#### [Aim]
Scan the lines and state how many carry "before". Leave out everything but the number.

#### [The input]

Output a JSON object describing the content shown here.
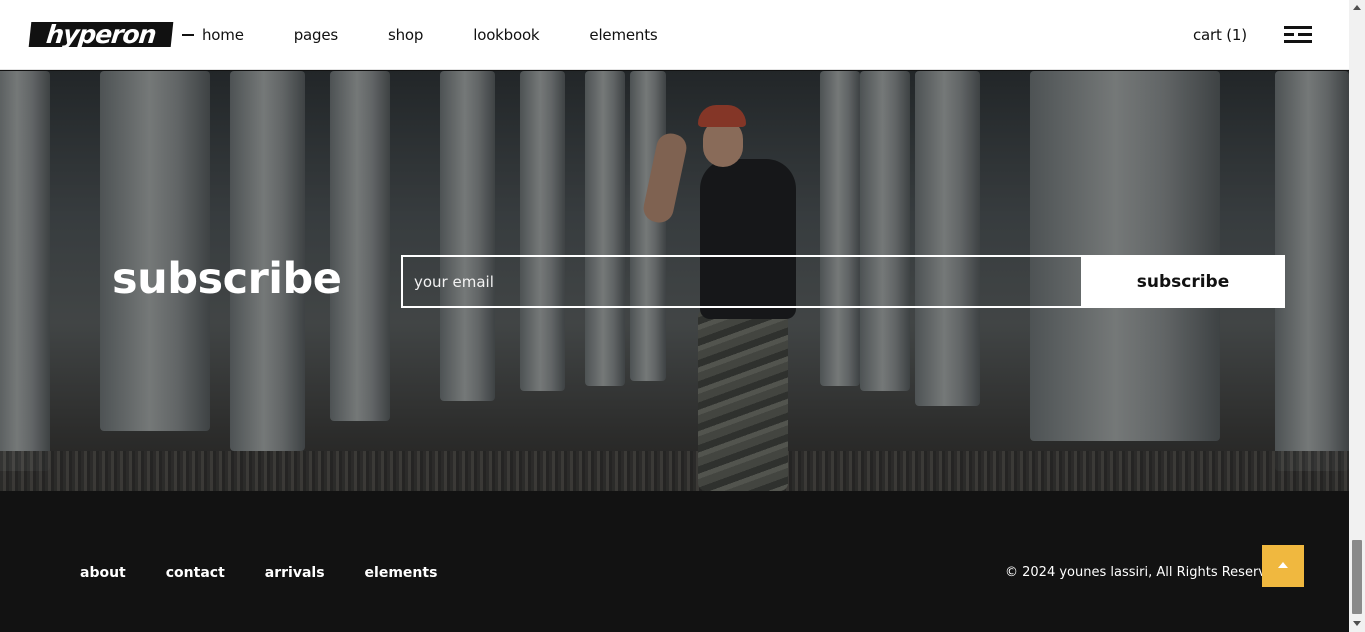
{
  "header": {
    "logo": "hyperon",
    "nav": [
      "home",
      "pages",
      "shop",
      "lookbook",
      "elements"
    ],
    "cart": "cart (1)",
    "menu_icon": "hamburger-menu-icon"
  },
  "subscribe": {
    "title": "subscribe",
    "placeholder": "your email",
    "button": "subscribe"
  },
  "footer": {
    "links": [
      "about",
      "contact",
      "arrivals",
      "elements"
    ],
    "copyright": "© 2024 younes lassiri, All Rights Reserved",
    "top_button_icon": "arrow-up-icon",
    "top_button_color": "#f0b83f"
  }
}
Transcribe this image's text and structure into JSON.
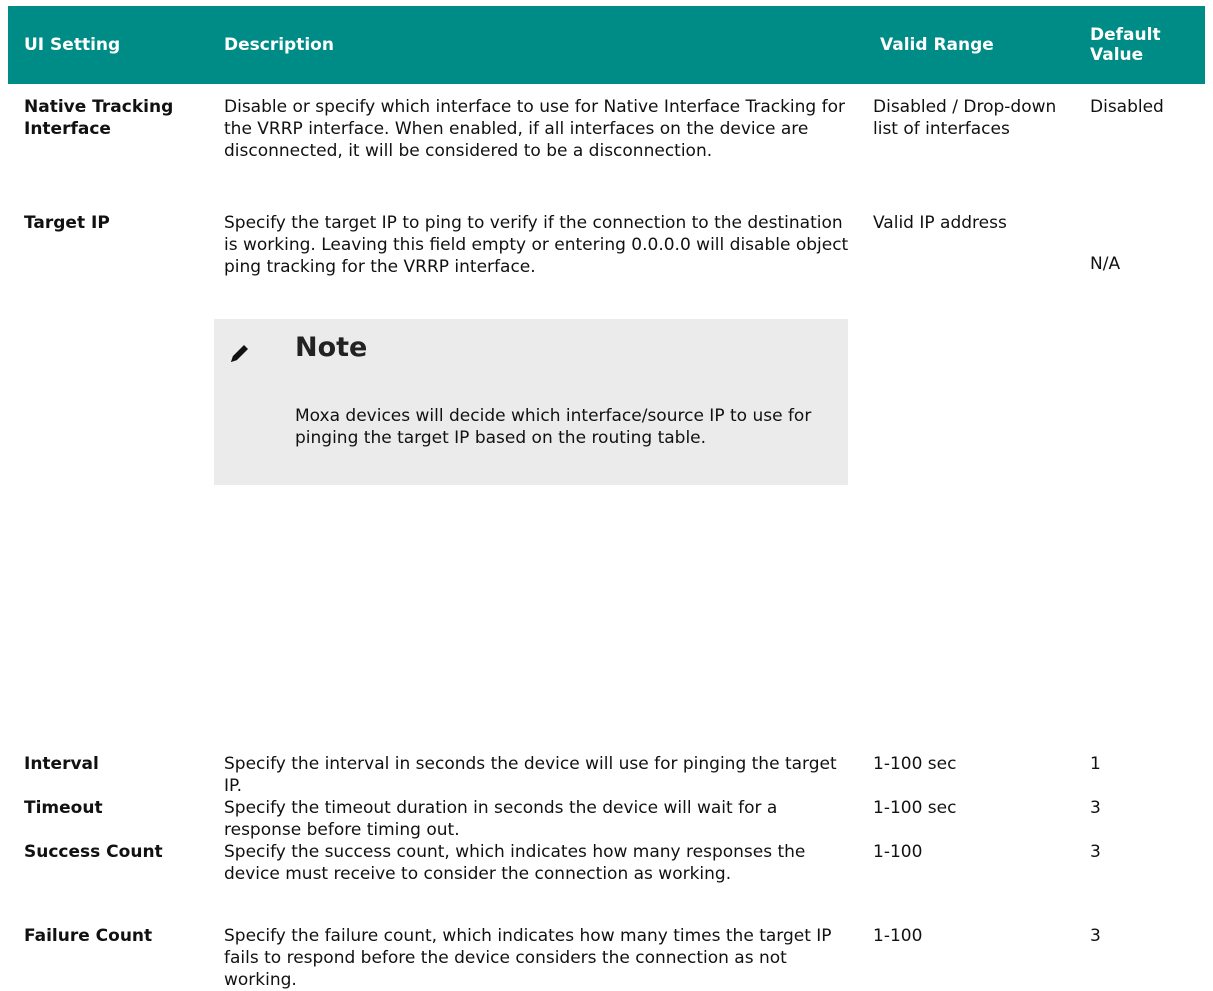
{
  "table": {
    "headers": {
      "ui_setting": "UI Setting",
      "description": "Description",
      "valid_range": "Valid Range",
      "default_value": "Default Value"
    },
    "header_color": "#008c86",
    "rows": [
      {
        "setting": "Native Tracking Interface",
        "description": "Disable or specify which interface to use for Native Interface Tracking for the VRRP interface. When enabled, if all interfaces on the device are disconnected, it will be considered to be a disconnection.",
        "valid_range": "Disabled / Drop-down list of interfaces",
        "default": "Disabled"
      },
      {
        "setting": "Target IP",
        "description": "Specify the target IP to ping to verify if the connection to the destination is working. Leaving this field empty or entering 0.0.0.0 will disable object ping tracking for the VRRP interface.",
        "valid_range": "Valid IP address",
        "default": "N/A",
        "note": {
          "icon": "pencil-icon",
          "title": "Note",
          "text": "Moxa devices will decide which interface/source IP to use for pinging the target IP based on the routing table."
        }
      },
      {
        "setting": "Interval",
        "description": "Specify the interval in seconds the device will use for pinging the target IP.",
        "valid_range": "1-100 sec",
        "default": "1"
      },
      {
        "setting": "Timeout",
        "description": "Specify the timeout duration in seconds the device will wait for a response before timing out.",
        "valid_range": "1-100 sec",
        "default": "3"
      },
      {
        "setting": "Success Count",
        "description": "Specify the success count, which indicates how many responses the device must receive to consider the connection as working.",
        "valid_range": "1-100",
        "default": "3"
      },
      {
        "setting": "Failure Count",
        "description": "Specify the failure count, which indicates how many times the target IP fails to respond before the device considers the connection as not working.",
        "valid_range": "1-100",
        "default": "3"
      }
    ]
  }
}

#### [Right answer]
2